Retype the whole listing verbatim and keep the pictures out of it.

## Start Supplied information

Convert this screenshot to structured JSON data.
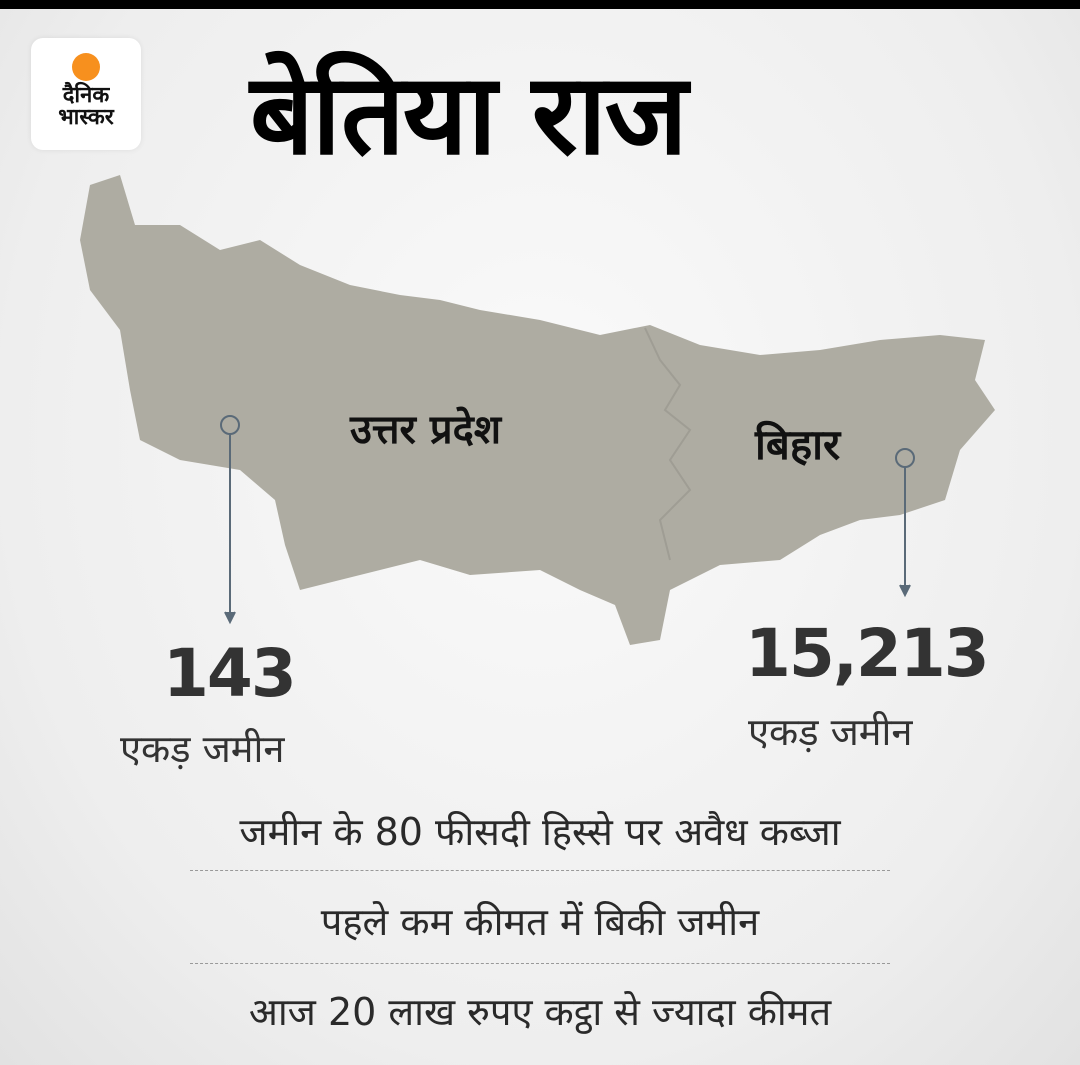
{
  "logo": {
    "line1": "दैनिक",
    "line2": "भास्कर",
    "accent_color": "#f7901e"
  },
  "title": "बेतिया राज",
  "map": {
    "fill_color": "#aeaca2",
    "regions": [
      {
        "name": "उत्तर प्रदेश",
        "value": "143",
        "unit": "एकड़ जमीन"
      },
      {
        "name": "बिहार",
        "value": "15,213",
        "unit": "एकड़ जमीन"
      }
    ]
  },
  "facts": [
    "जमीन के 80 फीसदी हिस्से पर अवैध कब्जा",
    "पहले कम कीमत में बिकी जमीन",
    "आज 20 लाख रुपए कट्ठा से ज्यादा कीमत"
  ]
}
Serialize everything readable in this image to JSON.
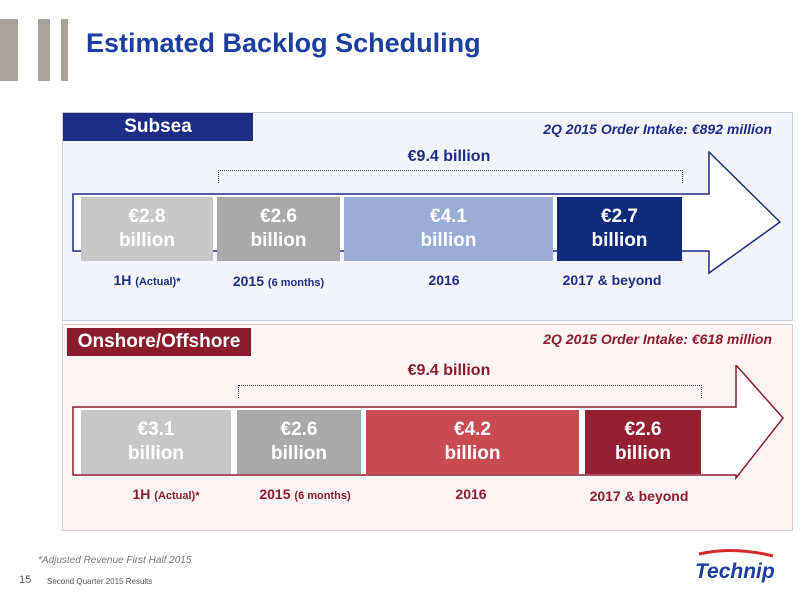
{
  "slide": {
    "title": "Estimated Backlog Scheduling",
    "footnote": "*Adjusted Revenue First Half 2015",
    "page_number": "15",
    "footer_text": "Second Quarter 2015 Results",
    "logo_text": "Technip"
  },
  "subsea": {
    "tag": "Subsea",
    "order_intake": "2Q 2015 Order Intake: €892 million",
    "total": "€9.4 billion",
    "boxes": [
      {
        "value": "€2.8",
        "unit": "billion"
      },
      {
        "value": "€2.6",
        "unit": "billion"
      },
      {
        "value": "€4.1",
        "unit": "billion"
      },
      {
        "value": "€2.7",
        "unit": "billion"
      }
    ],
    "labels": [
      {
        "main": "1H",
        "sub": "(Actual)*"
      },
      {
        "main": "2015",
        "sub": "(6 months)"
      },
      {
        "main": "2016",
        "sub": ""
      },
      {
        "main": "2017 & beyond",
        "sub": ""
      }
    ]
  },
  "onshore": {
    "tag": "Onshore/Offshore",
    "order_intake": "2Q 2015 Order Intake: €618 million",
    "total": "€9.4 billion",
    "boxes": [
      {
        "value": "€3.1",
        "unit": "billion"
      },
      {
        "value": "€2.6",
        "unit": "billion"
      },
      {
        "value": "€4.2",
        "unit": "billion"
      },
      {
        "value": "€2.6",
        "unit": "billion"
      }
    ],
    "labels": [
      {
        "main": "1H",
        "sub": "(Actual)*"
      },
      {
        "main": "2015",
        "sub": "(6 months)"
      },
      {
        "main": "2016",
        "sub": ""
      },
      {
        "main": "2017 & beyond",
        "sub": ""
      }
    ]
  },
  "colors": {
    "title": "#1a3fa0",
    "subsea_tag": "#1d2c85",
    "onshore_tag": "#8b1c2c",
    "subsea_boxes": [
      "#c8c8c8",
      "#a9a9a9",
      "#9badd6",
      "#0f2a7a"
    ],
    "onshore_boxes": [
      "#c8c8c8",
      "#a9a9a9",
      "#c94a50",
      "#962032"
    ]
  }
}
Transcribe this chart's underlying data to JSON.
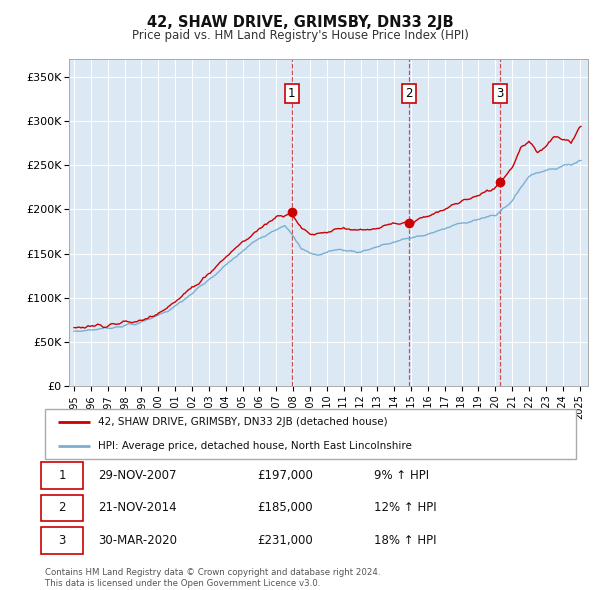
{
  "title": "42, SHAW DRIVE, GRIMSBY, DN33 2JB",
  "subtitle": "Price paid vs. HM Land Registry's House Price Index (HPI)",
  "background_color": "#ffffff",
  "plot_bg_color": "#dce9f5",
  "ylim": [
    0,
    370000
  ],
  "yticks": [
    0,
    50000,
    100000,
    150000,
    200000,
    250000,
    300000,
    350000
  ],
  "ytick_labels": [
    "£0",
    "£50K",
    "£100K",
    "£150K",
    "£200K",
    "£250K",
    "£300K",
    "£350K"
  ],
  "xlim_start": 1994.7,
  "xlim_end": 2025.5,
  "xticks": [
    1995,
    1996,
    1997,
    1998,
    1999,
    2000,
    2001,
    2002,
    2003,
    2004,
    2005,
    2006,
    2007,
    2008,
    2009,
    2010,
    2011,
    2012,
    2013,
    2014,
    2015,
    2016,
    2017,
    2018,
    2019,
    2020,
    2021,
    2022,
    2023,
    2024,
    2025
  ],
  "sale_dates": [
    2007.91,
    2014.89,
    2020.25
  ],
  "sale_prices": [
    197000,
    185000,
    231000
  ],
  "sale_labels": [
    "1",
    "2",
    "3"
  ],
  "legend_red": "42, SHAW DRIVE, GRIMSBY, DN33 2JB (detached house)",
  "legend_blue": "HPI: Average price, detached house, North East Lincolnshire",
  "table_rows": [
    [
      "1",
      "29-NOV-2007",
      "£197,000",
      "9% ↑ HPI"
    ],
    [
      "2",
      "21-NOV-2014",
      "£185,000",
      "12% ↑ HPI"
    ],
    [
      "3",
      "30-MAR-2020",
      "£231,000",
      "18% ↑ HPI"
    ]
  ],
  "footer": "Contains HM Land Registry data © Crown copyright and database right 2024.\nThis data is licensed under the Open Government Licence v3.0.",
  "red_color": "#cc0000",
  "blue_color": "#7aafd4",
  "vline_color": "#cc3333",
  "grid_color": "#ffffff",
  "shade_color": "#c8dcf0"
}
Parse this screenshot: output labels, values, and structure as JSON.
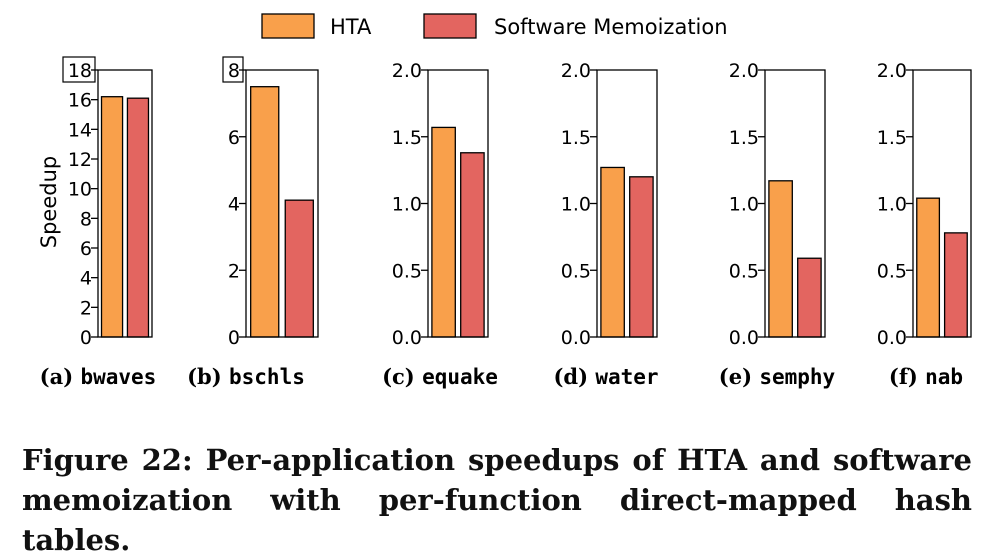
{
  "legend": [
    {
      "name": "HTA",
      "color": "#f9a04b"
    },
    {
      "name": "Software Memoization",
      "color": "#e36560"
    }
  ],
  "ylabel": "Speedup",
  "caption": "Figure 22: Per-application speedups of HTA and software memoization with per-function direct-mapped hash tables.",
  "chart_data": [
    {
      "type": "bar",
      "prefix": "(a)",
      "app": "bwaves",
      "categories": [
        "HTA",
        "Software Memoization"
      ],
      "values": [
        16.2,
        16.1
      ],
      "ylim": [
        0,
        18
      ],
      "ticks": [
        "0",
        "2",
        "4",
        "6",
        "8",
        "10",
        "12",
        "14",
        "16",
        "18"
      ],
      "boxed_top_tick": "18"
    },
    {
      "type": "bar",
      "prefix": "(b)",
      "app": "bschls",
      "categories": [
        "HTA",
        "Software Memoization"
      ],
      "values": [
        7.5,
        4.1
      ],
      "ylim": [
        0,
        8
      ],
      "ticks": [
        "0",
        "2",
        "4",
        "6",
        "8"
      ],
      "boxed_top_tick": "8"
    },
    {
      "type": "bar",
      "prefix": "(c)",
      "app": "equake",
      "categories": [
        "HTA",
        "Software Memoization"
      ],
      "values": [
        1.57,
        1.38
      ],
      "ylim": [
        0,
        2
      ],
      "ticks": [
        "0.0",
        "0.5",
        "1.0",
        "1.5",
        "2.0"
      ],
      "boxed_top_tick": ""
    },
    {
      "type": "bar",
      "prefix": "(d)",
      "app": "water",
      "categories": [
        "HTA",
        "Software Memoization"
      ],
      "values": [
        1.27,
        1.2
      ],
      "ylim": [
        0,
        2
      ],
      "ticks": [
        "0.0",
        "0.5",
        "1.0",
        "1.5",
        "2.0"
      ],
      "boxed_top_tick": ""
    },
    {
      "type": "bar",
      "prefix": "(e)",
      "app": "semphy",
      "categories": [
        "HTA",
        "Software Memoization"
      ],
      "values": [
        1.17,
        0.59
      ],
      "ylim": [
        0,
        2
      ],
      "ticks": [
        "0.0",
        "0.5",
        "1.0",
        "1.5",
        "2.0"
      ],
      "boxed_top_tick": ""
    },
    {
      "type": "bar",
      "prefix": "(f)",
      "app": "nab",
      "categories": [
        "HTA",
        "Software Memoization"
      ],
      "values": [
        1.04,
        0.78
      ],
      "ylim": [
        0,
        2
      ],
      "ticks": [
        "0.0",
        "0.5",
        "1.0",
        "1.5",
        "2.0"
      ],
      "boxed_top_tick": ""
    }
  ]
}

## End Supplied information

◆ **Answer to the exercise**
Convert this screenshot to structured JSON data.
{
  "logo": {
    "line1": "दैनिक",
    "line2": "भास्कर",
    "accent_color": "#f7901e"
  },
  "title": "बेतिया राज",
  "map": {
    "fill_color": "#aeaca2",
    "regions": [
      {
        "name": "उत्तर प्रदेश",
        "value": "143",
        "unit": "एकड़ जमीन"
      },
      {
        "name": "बिहार",
        "value": "15,213",
        "unit": "एकड़ जमीन"
      }
    ]
  },
  "facts": [
    "जमीन के 80 फीसदी हिस्से पर अवैध कब्जा",
    "पहले कम कीमत में बिकी जमीन",
    "आज 20 लाख रुपए कट्ठा से ज्यादा कीमत"
  ]
}
Serialize everything readable in this image to JSON.
{
  "slide": {
    "title": "Estimated Backlog Scheduling",
    "footnote": "*Adjusted Revenue First Half 2015",
    "page_number": "15",
    "footer_text": "Second Quarter 2015 Results",
    "logo_text": "Technip"
  },
  "subsea": {
    "tag": "Subsea",
    "order_intake": "2Q 2015 Order Intake: €892 million",
    "total": "€9.4 billion",
    "boxes": [
      {
        "value": "€2.8",
        "unit": "billion"
      },
      {
        "value": "€2.6",
        "unit": "billion"
      },
      {
        "value": "€4.1",
        "unit": "billion"
      },
      {
        "value": "€2.7",
        "unit": "billion"
      }
    ],
    "labels": [
      {
        "main": "1H",
        "sub": "(Actual)*"
      },
      {
        "main": "2015",
        "sub": "(6 months)"
      },
      {
        "main": "2016",
        "sub": ""
      },
      {
        "main": "2017 & beyond",
        "sub": ""
      }
    ]
  },
  "onshore": {
    "tag": "Onshore/Offshore",
    "order_intake": "2Q 2015 Order Intake: €618 million",
    "total": "€9.4 billion",
    "boxes": [
      {
        "value": "€3.1",
        "unit": "billion"
      },
      {
        "value": "€2.6",
        "unit": "billion"
      },
      {
        "value": "€4.2",
        "unit": "billion"
      },
      {
        "value": "€2.6",
        "unit": "billion"
      }
    ],
    "labels": [
      {
        "main": "1H",
        "sub": "(Actual)*"
      },
      {
        "main": "2015",
        "sub": "(6 months)"
      },
      {
        "main": "2016",
        "sub": ""
      },
      {
        "main": "2017 & beyond",
        "sub": ""
      }
    ]
  },
  "colors": {
    "title": "#1a3fa0",
    "subsea_tag": "#1d2c85",
    "onshore_tag": "#8b1c2c",
    "subsea_boxes": [
      "#c8c8c8",
      "#a9a9a9",
      "#9badd6",
      "#0f2a7a"
    ],
    "onshore_boxes": [
      "#c8c8c8",
      "#a9a9a9",
      "#c94a50",
      "#962032"
    ]
  }
}
Transcribe this chart's underlying data to JSON.
{
  "title": "42, SHAW DRIVE, GRIMSBY, DN33 2JB",
  "subtitle": "Price paid vs. HM Land Registry's House Price Index (HPI)",
  "background_color": "#ffffff",
  "plot_bg_color": "#dce9f5",
  "ylim": [
    0,
    370000
  ],
  "yticks": [
    0,
    50000,
    100000,
    150000,
    200000,
    250000,
    300000,
    350000
  ],
  "ytick_labels": [
    "£0",
    "£50K",
    "£100K",
    "£150K",
    "£200K",
    "£250K",
    "£300K",
    "£350K"
  ],
  "xlim_start": 1994.7,
  "xlim_end": 2025.5,
  "xticks": [
    1995,
    1996,
    1997,
    1998,
    1999,
    2000,
    2001,
    2002,
    2003,
    2004,
    2005,
    2006,
    2007,
    2008,
    2009,
    2010,
    2011,
    2012,
    2013,
    2014,
    2015,
    2016,
    2017,
    2018,
    2019,
    2020,
    2021,
    2022,
    2023,
    2024,
    2025
  ],
  "sale_dates": [
    2007.91,
    2014.89,
    2020.25
  ],
  "sale_prices": [
    197000,
    185000,
    231000
  ],
  "sale_labels": [
    "1",
    "2",
    "3"
  ],
  "legend_red": "42, SHAW DRIVE, GRIMSBY, DN33 2JB (detached house)",
  "legend_blue": "HPI: Average price, detached house, North East Lincolnshire",
  "table_rows": [
    [
      "1",
      "29-NOV-2007",
      "£197,000",
      "9% ↑ HPI"
    ],
    [
      "2",
      "21-NOV-2014",
      "£185,000",
      "12% ↑ HPI"
    ],
    [
      "3",
      "30-MAR-2020",
      "£231,000",
      "18% ↑ HPI"
    ]
  ],
  "footer": "Contains HM Land Registry data © Crown copyright and database right 2024.\nThis data is licensed under the Open Government Licence v3.0.",
  "red_color": "#cc0000",
  "blue_color": "#7aafd4",
  "vline_color": "#cc3333",
  "grid_color": "#ffffff",
  "shade_color": "#c8dcf0"
}
Parse this screenshot: output labels, values, and structure as JSON.
{
  "legend": [
    {
      "name": "HTA",
      "color": "#f9a04b"
    },
    {
      "name": "Software Memoization",
      "color": "#e36560"
    }
  ],
  "ylabel": "Speedup",
  "caption": "Figure 22: Per-application speedups of HTA and software memoization with per-function direct-mapped hash tables.",
  "chart_data": [
    {
      "type": "bar",
      "prefix": "(a)",
      "app": "bwaves",
      "categories": [
        "HTA",
        "Software Memoization"
      ],
      "values": [
        16.2,
        16.1
      ],
      "ylim": [
        0,
        18
      ],
      "ticks": [
        "0",
        "2",
        "4",
        "6",
        "8",
        "10",
        "12",
        "14",
        "16",
        "18"
      ],
      "boxed_top_tick": "18"
    },
    {
      "type": "bar",
      "prefix": "(b)",
      "app": "bschls",
      "categories": [
        "HTA",
        "Software Memoization"
      ],
      "values": [
        7.5,
        4.1
      ],
      "ylim": [
        0,
        8
      ],
      "ticks": [
        "0",
        "2",
        "4",
        "6",
        "8"
      ],
      "boxed_top_tick": "8"
    },
    {
      "type": "bar",
      "prefix": "(c)",
      "app": "equake",
      "categories": [
        "HTA",
        "Software Memoization"
      ],
      "values": [
        1.57,
        1.38
      ],
      "ylim": [
        0,
        2
      ],
      "ticks": [
        "0.0",
        "0.5",
        "1.0",
        "1.5",
        "2.0"
      ],
      "boxed_top_tick": ""
    },
    {
      "type": "bar",
      "prefix": "(d)",
      "app": "water",
      "categories": [
        "HTA",
        "Software Memoization"
      ],
      "values": [
        1.27,
        1.2
      ],
      "ylim": [
        0,
        2
      ],
      "ticks": [
        "0.0",
        "0.5",
        "1.0",
        "1.5",
        "2.0"
      ],
      "boxed_top_tick": ""
    },
    {
      "type": "bar",
      "prefix": "(e)",
      "app": "semphy",
      "categories": [
        "HTA",
        "Software Memoization"
      ],
      "values": [
        1.17,
        0.59
      ],
      "ylim": [
        0,
        2
      ],
      "ticks": [
        "0.0",
        "0.5",
        "1.0",
        "1.5",
        "2.0"
      ],
      "boxed_top_tick": ""
    },
    {
      "type": "bar",
      "prefix": "(f)",
      "app": "nab",
      "categories": [
        "HTA",
        "Software Memoization"
      ],
      "values": [
        1.04,
        0.78
      ],
      "ylim": [
        0,
        2
      ],
      "ticks": [
        "0.0",
        "0.5",
        "1.0",
        "1.5",
        "2.0"
      ],
      "boxed_top_tick": ""
    }
  ]
}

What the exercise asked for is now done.